● WHAT YOU WILL DO
In the records that follow, show each line where the word "their" is present.

● DATA ROWS

--- Start ---

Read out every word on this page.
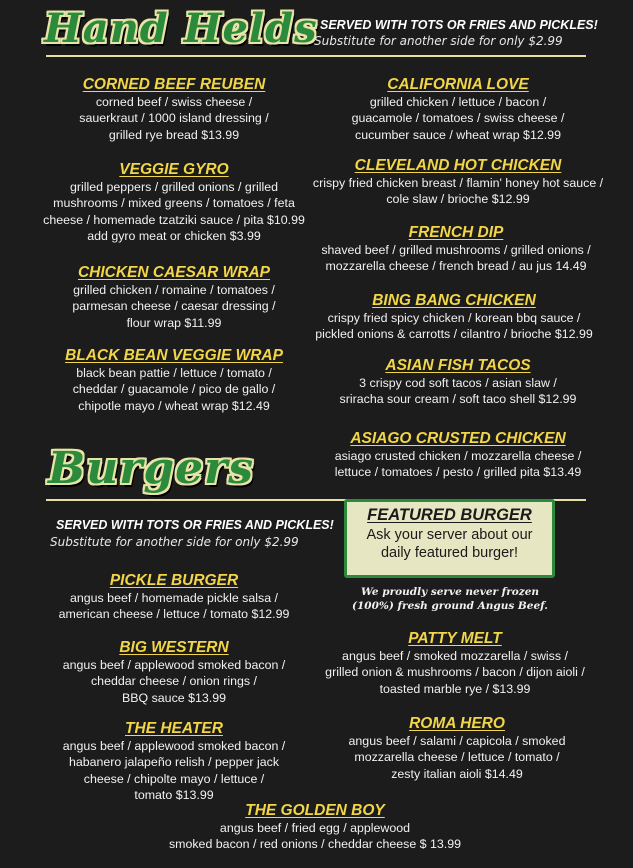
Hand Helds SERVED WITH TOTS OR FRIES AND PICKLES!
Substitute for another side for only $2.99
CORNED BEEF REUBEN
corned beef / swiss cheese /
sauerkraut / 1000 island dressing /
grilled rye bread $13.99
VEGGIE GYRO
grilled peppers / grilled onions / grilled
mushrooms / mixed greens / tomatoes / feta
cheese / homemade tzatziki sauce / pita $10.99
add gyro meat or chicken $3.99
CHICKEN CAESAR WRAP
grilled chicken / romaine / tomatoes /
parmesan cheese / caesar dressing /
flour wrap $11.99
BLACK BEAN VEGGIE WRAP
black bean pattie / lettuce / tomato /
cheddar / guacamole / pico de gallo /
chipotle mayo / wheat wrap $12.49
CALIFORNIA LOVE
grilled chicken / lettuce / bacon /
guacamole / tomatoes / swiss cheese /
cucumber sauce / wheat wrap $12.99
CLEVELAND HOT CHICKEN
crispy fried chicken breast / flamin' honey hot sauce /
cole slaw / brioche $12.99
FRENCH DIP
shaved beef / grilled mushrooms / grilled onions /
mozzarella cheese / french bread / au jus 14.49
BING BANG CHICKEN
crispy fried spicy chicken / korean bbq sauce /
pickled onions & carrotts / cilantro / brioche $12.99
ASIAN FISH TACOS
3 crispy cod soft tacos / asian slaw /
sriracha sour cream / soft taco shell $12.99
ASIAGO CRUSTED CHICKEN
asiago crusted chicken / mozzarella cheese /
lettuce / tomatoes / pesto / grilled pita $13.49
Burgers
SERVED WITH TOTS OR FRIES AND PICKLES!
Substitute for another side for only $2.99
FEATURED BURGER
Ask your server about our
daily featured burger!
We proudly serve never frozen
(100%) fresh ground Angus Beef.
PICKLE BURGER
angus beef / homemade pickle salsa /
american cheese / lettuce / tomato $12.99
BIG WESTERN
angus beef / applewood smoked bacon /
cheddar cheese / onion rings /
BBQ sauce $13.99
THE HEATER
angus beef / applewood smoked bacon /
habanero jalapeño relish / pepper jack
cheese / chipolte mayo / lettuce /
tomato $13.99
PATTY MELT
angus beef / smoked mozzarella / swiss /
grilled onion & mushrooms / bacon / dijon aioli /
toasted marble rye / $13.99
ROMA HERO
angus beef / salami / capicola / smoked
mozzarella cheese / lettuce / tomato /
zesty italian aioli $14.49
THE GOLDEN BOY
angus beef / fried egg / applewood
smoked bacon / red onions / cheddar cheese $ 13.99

--- End ---
--- Start ---

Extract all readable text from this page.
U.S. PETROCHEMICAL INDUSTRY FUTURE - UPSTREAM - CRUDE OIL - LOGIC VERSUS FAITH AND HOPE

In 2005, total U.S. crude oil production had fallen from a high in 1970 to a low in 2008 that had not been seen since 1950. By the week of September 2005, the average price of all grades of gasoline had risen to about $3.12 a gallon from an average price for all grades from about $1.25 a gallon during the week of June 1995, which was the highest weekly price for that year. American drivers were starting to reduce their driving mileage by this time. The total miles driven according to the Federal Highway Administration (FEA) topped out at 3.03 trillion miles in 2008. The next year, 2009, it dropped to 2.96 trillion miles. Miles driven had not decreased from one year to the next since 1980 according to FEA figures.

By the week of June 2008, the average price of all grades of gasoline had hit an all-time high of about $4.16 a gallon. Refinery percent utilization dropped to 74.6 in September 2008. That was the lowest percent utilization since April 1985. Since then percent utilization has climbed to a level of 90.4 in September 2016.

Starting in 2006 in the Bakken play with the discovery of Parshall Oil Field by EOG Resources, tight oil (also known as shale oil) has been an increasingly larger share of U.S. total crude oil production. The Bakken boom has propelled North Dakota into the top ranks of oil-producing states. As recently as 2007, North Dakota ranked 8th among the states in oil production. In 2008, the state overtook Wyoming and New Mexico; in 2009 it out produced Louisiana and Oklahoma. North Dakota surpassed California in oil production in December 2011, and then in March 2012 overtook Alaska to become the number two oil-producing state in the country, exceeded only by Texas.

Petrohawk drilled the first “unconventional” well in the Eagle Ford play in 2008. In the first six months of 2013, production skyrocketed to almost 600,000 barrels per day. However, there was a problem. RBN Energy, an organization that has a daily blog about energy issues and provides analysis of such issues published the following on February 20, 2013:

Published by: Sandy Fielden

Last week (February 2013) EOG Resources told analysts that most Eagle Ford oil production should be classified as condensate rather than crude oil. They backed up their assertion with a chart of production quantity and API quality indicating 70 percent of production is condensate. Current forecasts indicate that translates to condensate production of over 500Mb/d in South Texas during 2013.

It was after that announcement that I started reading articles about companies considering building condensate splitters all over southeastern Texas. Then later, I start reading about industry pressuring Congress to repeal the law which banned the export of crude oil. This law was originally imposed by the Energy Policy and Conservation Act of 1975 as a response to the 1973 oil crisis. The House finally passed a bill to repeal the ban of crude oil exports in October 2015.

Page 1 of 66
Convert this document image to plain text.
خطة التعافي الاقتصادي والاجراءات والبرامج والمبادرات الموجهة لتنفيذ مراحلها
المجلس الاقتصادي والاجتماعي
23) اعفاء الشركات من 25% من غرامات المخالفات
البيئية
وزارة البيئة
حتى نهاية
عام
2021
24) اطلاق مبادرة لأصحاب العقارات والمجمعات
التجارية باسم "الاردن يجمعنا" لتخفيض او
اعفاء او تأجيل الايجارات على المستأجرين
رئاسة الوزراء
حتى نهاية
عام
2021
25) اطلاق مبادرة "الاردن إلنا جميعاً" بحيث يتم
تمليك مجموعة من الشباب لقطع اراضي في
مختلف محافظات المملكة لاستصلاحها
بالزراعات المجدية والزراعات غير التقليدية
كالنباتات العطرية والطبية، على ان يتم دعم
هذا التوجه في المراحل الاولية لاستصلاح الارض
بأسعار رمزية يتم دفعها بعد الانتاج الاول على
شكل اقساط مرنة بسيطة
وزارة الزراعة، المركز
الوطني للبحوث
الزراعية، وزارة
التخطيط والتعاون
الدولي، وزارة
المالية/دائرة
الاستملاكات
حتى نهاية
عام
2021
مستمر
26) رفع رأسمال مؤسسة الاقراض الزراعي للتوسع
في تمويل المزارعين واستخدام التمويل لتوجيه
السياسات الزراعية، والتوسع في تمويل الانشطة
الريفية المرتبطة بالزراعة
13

--- End ---
--- Start ---

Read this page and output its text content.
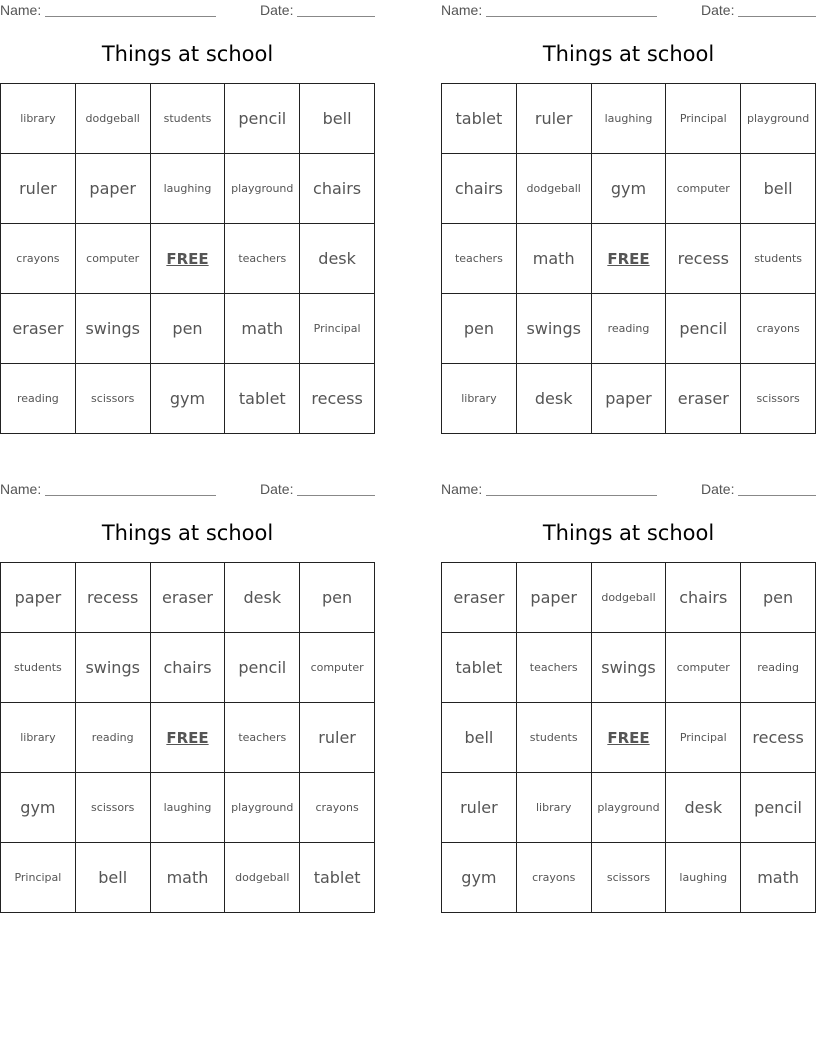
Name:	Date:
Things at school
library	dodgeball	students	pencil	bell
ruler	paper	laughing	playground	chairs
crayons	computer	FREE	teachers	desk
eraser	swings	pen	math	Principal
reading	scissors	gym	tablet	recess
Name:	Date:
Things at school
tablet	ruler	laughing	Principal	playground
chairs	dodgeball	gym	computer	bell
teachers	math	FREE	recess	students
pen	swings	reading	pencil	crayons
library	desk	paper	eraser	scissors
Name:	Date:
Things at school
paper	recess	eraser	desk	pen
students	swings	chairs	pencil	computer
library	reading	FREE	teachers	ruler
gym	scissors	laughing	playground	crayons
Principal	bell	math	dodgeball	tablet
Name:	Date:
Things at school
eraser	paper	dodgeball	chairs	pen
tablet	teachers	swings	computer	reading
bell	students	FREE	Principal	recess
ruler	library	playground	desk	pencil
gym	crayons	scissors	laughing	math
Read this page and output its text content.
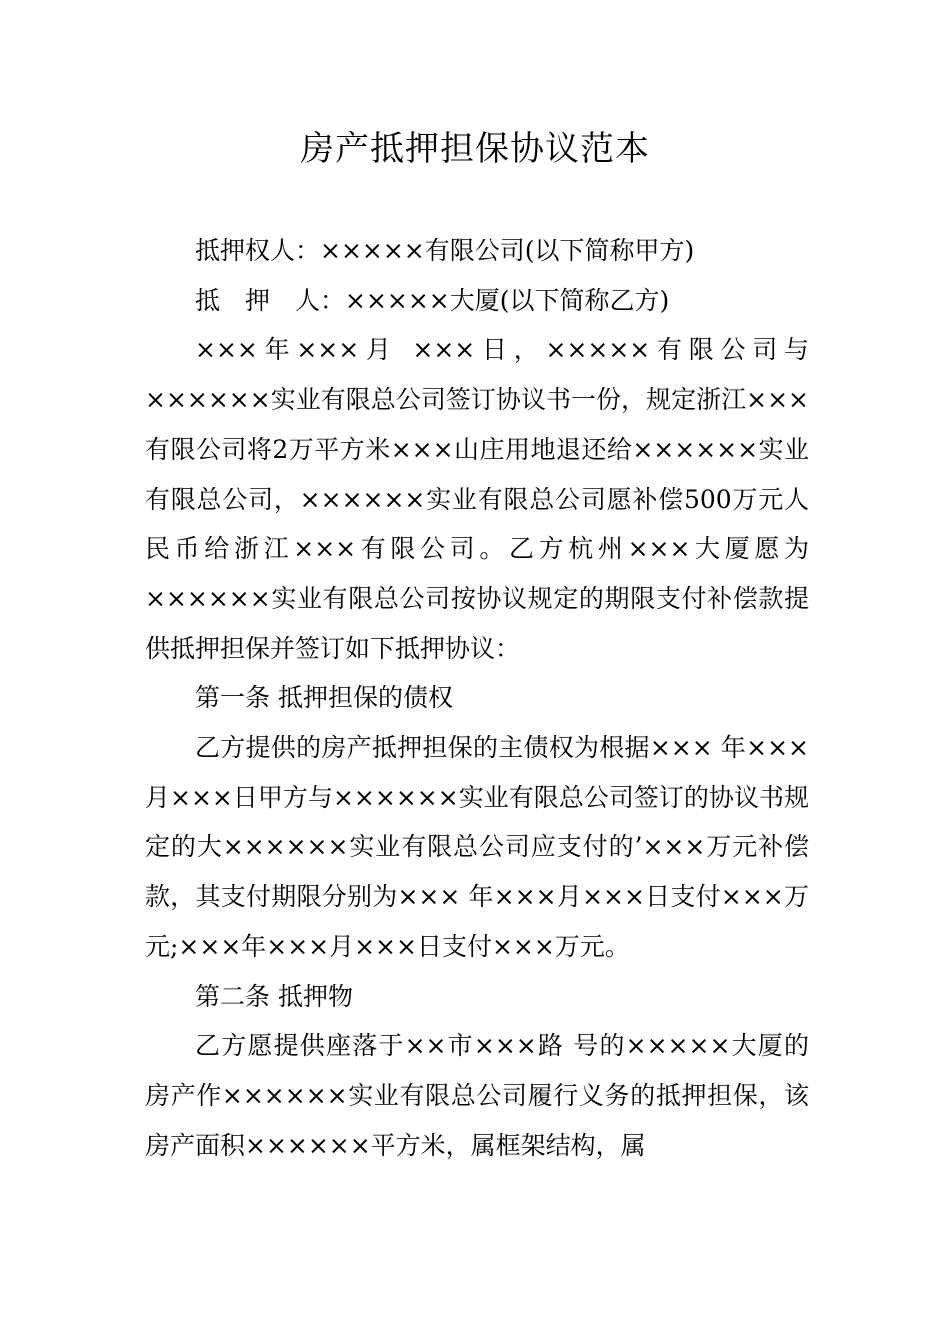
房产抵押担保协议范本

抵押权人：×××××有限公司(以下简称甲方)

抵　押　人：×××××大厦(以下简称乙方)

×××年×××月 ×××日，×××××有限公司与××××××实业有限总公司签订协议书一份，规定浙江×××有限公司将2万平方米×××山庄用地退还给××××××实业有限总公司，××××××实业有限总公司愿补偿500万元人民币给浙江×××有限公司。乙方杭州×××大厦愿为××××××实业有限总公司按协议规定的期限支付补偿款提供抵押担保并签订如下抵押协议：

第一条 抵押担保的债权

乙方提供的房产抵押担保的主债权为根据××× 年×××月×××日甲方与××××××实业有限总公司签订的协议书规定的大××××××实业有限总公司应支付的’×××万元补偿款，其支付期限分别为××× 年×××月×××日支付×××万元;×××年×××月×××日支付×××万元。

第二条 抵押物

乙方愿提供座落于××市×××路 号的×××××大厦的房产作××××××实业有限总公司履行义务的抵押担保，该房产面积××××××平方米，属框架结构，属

--- End ---

● EXERCISE RESULT
In 2005, total U.S. crude oil production had fallen from a high in 1970 to a low in 2008 that had not been seen since 1950. By the week of September 2005, the average price of all grades of gasoline had risen to about $3.12 a gallon from an average price for all grades from about $1.25 a gallon during the week of June 1995, which was the highest weekly price for that year. American drivers were starting to reduce their driving mileage by this time. The total miles driven according to the Federal Highway Administration (FEA) topped out at 3.03 trillion miles in 2008. The next year, 2009, it dropped to 2.96 trillion miles. Miles driven had not decreased from one year to the next since 1980 according to FEA figures.
Last week (February 2013) EOG Resources told analysts that most Eagle Ford oil production should be classified as condensate rather than crude oil. They backed up their assertion with a chart of production quantity and API quality indicating 70 percent of production is condensate. Current forecasts indicate that translates to condensate production of over 500Mb/d in South Texas during 2013.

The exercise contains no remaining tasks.